## DESCRIPTION OF THE TASK:
In the entries below, find every line with "pattern" and copy it.

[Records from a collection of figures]
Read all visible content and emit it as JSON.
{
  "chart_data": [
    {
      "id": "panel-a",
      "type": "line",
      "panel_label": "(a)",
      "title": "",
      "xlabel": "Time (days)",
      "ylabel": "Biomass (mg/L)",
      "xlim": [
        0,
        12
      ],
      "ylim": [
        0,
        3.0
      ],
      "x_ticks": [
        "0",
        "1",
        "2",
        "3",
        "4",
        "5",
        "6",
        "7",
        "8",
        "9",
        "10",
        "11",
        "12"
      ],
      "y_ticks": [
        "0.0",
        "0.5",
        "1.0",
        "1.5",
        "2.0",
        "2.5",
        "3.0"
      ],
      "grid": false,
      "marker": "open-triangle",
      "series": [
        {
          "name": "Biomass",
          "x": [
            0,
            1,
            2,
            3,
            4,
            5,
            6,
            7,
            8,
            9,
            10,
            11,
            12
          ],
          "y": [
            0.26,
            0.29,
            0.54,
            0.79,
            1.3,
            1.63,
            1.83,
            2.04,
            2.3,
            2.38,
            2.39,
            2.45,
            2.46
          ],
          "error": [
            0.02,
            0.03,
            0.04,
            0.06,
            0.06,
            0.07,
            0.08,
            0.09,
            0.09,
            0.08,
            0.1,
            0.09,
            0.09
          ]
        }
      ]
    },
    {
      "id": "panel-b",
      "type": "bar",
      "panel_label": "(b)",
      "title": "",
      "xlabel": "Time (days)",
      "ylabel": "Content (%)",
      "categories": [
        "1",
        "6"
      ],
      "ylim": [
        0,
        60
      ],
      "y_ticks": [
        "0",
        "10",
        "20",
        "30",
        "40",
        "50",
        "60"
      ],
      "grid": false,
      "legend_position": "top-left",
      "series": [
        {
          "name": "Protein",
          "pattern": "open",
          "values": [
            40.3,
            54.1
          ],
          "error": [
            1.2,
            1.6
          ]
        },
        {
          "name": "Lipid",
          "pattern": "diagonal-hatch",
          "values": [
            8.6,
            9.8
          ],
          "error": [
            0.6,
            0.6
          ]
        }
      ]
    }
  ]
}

## RESPONSE TO THE EXERCISE:
          "pattern": "open",
          "pattern": "diagonal-hatch",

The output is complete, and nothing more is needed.